-- START DATA ENTRIES --
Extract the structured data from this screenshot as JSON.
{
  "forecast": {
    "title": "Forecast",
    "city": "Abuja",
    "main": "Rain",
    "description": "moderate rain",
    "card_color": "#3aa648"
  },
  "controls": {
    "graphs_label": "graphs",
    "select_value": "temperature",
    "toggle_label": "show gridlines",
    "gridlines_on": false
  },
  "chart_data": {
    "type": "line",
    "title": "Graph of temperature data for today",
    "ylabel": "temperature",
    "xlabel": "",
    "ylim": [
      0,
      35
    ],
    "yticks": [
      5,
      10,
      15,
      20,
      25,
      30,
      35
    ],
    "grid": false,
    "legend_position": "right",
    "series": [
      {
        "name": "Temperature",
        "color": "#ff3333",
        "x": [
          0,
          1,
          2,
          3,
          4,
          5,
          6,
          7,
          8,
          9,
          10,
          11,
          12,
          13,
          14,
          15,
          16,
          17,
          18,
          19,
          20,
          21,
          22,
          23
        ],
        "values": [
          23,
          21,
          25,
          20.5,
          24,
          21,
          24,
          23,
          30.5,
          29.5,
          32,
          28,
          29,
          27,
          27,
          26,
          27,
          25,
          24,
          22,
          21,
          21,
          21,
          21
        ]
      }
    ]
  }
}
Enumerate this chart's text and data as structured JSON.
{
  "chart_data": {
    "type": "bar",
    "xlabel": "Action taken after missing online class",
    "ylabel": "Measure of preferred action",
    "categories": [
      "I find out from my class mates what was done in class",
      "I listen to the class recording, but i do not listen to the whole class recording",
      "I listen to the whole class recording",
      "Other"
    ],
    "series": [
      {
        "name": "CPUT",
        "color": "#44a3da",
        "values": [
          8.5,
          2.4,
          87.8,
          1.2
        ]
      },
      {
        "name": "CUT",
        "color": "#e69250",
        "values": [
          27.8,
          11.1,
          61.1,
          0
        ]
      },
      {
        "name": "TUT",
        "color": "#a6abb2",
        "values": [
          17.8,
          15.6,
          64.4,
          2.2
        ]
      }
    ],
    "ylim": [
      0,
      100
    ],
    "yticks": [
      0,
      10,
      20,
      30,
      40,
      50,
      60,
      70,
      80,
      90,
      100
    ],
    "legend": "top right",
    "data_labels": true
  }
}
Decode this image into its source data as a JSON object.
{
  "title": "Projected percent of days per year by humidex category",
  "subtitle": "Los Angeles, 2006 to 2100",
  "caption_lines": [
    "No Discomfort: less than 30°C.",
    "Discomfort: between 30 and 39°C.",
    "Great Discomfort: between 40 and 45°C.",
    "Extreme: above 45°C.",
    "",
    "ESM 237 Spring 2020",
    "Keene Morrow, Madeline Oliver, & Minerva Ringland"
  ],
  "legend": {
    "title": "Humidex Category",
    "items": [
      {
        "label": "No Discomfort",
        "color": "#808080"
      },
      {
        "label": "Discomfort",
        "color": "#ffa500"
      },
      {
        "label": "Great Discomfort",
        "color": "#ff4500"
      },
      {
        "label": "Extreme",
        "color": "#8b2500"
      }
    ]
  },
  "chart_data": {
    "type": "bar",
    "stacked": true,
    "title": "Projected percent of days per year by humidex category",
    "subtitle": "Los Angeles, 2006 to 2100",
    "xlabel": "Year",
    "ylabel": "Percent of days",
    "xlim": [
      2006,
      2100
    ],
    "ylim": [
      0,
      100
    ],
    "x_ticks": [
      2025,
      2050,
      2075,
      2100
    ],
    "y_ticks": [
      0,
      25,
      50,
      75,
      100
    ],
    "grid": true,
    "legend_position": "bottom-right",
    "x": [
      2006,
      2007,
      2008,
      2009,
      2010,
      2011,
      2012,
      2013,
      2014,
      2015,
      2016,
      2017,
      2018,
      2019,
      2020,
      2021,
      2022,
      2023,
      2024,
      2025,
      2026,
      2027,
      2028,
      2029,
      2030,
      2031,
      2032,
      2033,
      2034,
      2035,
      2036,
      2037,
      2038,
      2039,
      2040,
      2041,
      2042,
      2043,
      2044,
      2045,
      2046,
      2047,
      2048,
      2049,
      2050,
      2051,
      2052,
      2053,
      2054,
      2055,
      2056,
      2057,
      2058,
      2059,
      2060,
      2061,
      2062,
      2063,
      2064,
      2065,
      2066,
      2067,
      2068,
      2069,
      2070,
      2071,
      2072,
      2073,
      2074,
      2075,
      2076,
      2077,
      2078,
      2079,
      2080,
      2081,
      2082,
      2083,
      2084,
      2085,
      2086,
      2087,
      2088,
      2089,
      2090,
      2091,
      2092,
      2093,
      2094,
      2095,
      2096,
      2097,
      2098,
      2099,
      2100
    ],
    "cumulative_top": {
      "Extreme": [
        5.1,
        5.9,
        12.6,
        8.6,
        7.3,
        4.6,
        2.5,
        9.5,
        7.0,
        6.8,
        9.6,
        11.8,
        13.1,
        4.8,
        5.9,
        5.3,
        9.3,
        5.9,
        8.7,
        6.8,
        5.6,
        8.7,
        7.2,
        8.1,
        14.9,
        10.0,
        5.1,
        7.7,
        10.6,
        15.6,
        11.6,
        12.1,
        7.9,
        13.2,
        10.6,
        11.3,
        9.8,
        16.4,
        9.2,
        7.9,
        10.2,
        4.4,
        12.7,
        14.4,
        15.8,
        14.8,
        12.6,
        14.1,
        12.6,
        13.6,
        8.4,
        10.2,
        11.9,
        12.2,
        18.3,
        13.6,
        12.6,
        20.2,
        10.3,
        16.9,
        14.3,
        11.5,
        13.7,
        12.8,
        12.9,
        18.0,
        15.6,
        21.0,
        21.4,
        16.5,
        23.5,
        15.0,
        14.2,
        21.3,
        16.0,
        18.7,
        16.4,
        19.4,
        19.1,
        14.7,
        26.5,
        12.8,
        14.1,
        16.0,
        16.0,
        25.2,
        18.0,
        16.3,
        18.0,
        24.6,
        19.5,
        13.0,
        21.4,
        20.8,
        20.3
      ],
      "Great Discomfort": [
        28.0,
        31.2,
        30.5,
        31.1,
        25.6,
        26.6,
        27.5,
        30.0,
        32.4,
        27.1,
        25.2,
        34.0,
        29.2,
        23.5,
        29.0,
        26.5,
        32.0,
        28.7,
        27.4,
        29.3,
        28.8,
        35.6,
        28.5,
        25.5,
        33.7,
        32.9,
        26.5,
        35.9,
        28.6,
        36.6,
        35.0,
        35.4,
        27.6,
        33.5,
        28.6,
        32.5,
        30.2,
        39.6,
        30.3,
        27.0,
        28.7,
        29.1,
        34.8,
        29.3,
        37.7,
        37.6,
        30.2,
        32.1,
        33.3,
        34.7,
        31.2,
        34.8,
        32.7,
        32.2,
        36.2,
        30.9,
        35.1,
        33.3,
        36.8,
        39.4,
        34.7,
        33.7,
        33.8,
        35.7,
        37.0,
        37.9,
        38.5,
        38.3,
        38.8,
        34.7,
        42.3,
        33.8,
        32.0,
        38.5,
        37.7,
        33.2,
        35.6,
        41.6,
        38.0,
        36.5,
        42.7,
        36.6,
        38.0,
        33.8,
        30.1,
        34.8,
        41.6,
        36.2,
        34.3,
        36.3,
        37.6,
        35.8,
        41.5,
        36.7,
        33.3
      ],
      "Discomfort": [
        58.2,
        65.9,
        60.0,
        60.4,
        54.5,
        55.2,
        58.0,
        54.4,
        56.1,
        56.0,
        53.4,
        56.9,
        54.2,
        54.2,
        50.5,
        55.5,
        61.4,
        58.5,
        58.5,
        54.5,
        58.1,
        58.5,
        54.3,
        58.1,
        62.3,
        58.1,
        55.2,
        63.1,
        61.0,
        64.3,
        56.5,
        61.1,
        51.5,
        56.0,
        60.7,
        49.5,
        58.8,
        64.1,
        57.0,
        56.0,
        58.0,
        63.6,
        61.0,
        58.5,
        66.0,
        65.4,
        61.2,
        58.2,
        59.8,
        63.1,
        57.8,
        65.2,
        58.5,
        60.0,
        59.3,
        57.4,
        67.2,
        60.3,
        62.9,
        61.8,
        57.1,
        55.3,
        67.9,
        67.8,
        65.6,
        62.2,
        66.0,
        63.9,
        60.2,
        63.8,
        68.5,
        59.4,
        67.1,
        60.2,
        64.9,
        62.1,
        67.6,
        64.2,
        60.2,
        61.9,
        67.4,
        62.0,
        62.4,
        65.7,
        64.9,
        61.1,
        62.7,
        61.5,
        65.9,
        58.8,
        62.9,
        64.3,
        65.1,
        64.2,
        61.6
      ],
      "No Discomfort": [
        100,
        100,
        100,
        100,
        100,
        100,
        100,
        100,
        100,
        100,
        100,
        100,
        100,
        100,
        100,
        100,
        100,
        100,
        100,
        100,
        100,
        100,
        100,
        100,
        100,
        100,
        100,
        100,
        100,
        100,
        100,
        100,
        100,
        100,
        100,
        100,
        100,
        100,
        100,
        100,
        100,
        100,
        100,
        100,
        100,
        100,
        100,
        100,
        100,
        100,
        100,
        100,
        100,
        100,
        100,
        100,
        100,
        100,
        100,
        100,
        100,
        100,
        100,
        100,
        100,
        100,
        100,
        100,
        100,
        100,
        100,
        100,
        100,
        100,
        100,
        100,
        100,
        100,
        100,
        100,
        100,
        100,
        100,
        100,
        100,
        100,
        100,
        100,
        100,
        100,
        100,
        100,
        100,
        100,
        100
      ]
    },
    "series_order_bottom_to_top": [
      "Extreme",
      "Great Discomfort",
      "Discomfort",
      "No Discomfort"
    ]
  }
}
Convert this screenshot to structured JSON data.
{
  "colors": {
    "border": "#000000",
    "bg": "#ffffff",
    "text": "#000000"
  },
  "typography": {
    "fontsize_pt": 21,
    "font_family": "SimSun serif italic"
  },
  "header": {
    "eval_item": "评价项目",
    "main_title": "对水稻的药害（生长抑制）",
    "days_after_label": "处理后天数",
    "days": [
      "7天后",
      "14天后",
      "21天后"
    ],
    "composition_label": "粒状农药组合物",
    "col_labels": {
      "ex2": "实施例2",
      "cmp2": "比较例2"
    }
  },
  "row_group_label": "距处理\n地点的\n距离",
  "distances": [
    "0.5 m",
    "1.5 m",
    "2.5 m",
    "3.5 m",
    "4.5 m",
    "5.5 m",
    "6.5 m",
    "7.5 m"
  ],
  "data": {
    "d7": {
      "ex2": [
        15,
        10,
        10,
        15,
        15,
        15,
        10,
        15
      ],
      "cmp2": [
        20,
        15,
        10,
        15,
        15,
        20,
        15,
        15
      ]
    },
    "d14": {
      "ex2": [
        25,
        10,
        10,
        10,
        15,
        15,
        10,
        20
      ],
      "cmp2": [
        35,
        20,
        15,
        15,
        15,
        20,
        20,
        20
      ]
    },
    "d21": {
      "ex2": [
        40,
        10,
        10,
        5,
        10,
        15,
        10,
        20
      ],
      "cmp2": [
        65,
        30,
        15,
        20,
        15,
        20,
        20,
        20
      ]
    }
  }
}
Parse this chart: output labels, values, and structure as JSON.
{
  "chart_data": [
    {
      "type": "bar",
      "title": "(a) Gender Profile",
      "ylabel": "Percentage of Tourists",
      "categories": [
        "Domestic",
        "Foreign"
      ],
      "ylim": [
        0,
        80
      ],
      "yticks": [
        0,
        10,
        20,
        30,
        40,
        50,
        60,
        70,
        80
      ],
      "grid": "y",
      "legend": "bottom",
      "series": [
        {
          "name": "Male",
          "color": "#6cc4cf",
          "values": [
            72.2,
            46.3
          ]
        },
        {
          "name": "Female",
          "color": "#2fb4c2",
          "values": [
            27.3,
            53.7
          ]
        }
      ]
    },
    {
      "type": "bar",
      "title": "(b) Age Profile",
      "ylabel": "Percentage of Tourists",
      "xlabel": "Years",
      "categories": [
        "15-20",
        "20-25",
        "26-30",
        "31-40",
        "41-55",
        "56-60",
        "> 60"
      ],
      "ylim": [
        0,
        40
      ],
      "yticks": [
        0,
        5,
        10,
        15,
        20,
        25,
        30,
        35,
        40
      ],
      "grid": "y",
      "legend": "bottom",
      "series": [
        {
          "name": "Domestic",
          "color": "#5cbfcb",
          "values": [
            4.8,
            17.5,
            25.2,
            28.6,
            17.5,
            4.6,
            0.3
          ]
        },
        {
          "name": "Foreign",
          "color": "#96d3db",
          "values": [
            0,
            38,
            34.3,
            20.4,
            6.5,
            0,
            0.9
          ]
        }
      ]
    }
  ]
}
-- END DATA ENTRIES --
◆ WHAT YOU WILL DO ◆
Which lines contain the word "Angeles"? Copy each one.

◆ WRITTEN REPLY ◆
  "subtitle": "Los Angeles, 2006 to 2100",
    "subtitle": "Los Angeles, 2006 to 2100",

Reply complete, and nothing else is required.